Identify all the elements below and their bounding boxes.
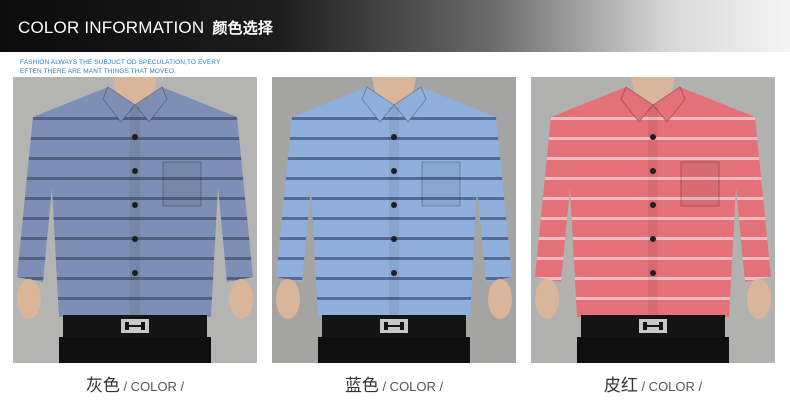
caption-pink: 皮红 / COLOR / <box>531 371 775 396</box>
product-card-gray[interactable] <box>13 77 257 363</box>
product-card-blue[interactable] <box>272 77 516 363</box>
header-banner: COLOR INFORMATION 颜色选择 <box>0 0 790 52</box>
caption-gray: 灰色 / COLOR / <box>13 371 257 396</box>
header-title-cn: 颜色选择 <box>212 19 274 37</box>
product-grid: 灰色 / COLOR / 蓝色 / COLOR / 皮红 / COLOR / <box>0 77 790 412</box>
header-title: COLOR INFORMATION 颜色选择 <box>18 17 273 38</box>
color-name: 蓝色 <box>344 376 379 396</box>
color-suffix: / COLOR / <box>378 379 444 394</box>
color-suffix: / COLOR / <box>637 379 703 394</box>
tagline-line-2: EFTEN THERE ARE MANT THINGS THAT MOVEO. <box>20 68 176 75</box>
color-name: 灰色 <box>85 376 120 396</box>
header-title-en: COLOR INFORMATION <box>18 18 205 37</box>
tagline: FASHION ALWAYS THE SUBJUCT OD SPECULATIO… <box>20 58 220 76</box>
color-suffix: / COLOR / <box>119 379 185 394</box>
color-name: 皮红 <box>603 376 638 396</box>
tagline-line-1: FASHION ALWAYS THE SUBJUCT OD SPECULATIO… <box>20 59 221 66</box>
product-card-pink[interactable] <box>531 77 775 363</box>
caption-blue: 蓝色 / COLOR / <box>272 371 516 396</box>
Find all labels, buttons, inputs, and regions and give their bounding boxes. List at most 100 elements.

> **What to do**: Quote the lines from the records above, starting at the one containing "caption-pink: 皮红 /" and ending after the one containing "header-banner: COLOR INFORMATION", both included.

> **Correct result**:
caption-pink: 皮红 / COLOR / <box>531 371 775 396</box>
product-card-gray[interactable] <box>13 77 257 363</box>
product-card-blue[interactable] <box>272 77 516 363</box>
header-banner: COLOR INFORMATION 颜色选择 <box>0 0 790 52</box>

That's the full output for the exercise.